A block of data
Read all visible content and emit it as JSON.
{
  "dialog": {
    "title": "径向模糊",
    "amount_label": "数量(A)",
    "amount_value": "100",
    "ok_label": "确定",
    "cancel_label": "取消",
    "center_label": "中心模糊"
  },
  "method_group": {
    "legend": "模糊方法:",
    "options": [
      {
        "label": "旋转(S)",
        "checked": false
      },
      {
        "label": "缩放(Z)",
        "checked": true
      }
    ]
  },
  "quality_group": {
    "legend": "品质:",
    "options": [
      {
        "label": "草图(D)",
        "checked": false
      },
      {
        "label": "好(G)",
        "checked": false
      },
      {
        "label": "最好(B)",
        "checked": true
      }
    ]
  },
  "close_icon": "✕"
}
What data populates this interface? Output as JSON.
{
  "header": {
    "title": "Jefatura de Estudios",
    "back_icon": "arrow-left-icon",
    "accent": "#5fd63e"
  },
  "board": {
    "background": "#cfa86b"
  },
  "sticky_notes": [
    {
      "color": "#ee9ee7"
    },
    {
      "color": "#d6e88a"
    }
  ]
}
...
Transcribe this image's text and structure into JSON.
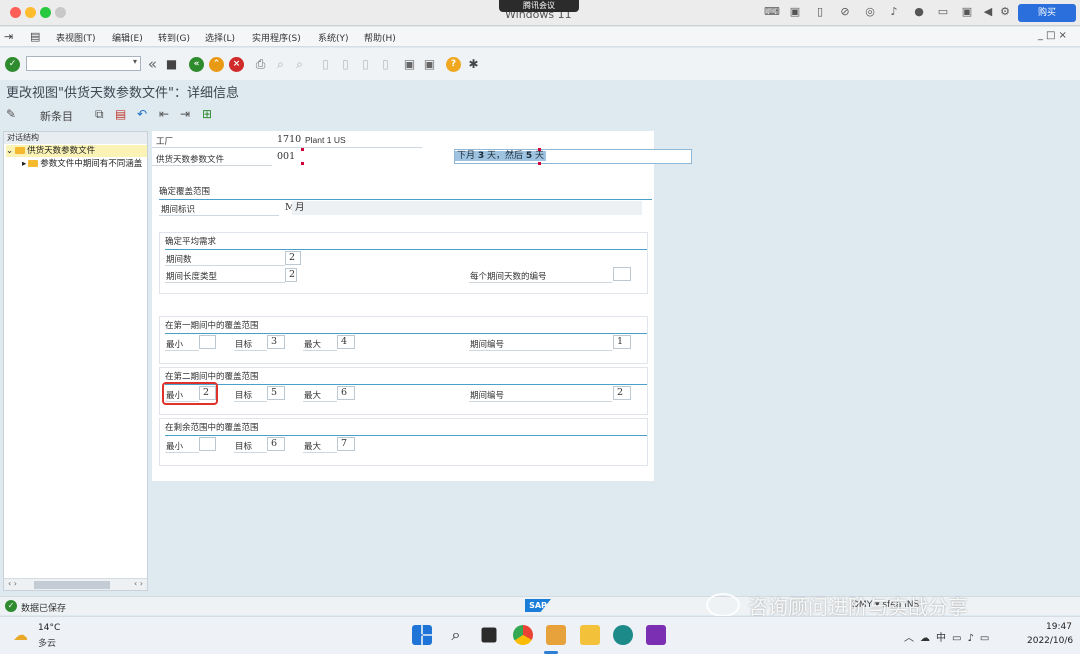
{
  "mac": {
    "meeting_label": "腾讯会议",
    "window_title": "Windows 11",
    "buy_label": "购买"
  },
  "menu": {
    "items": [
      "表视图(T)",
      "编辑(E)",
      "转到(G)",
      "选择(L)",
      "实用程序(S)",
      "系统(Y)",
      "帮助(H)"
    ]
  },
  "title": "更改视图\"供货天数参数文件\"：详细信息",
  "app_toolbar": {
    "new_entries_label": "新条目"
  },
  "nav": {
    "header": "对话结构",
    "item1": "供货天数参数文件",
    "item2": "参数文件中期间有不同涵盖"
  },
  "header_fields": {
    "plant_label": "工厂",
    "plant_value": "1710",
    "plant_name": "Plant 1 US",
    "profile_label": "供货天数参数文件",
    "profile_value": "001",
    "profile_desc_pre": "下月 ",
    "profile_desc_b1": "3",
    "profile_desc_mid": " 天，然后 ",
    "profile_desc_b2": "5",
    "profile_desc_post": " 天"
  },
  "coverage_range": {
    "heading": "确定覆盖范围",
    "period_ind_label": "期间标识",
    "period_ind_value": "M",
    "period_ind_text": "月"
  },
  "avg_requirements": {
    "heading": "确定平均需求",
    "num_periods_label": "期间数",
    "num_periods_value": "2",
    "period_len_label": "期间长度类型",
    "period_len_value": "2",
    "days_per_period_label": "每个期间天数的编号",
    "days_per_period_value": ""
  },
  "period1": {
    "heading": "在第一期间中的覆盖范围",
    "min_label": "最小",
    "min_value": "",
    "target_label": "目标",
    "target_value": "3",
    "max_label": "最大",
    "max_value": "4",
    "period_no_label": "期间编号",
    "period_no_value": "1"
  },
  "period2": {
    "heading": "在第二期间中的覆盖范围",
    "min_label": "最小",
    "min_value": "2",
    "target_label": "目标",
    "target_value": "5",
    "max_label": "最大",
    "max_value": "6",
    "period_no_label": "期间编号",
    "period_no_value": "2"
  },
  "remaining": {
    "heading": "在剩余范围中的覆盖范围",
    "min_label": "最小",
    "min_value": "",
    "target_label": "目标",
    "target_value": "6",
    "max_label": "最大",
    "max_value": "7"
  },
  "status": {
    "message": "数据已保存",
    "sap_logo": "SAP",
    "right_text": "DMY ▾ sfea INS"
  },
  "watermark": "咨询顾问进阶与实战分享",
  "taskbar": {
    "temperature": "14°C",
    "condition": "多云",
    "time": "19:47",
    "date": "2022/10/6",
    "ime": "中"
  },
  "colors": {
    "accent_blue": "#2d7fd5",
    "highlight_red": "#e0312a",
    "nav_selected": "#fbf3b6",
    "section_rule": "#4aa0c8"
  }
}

STATED GOAL: Copy down every line of the entries containing the word "this".

PROBLEM SOLUTION:
What data populates this interface? Output as JSON.
Transcribe this image's text and structure into JSON.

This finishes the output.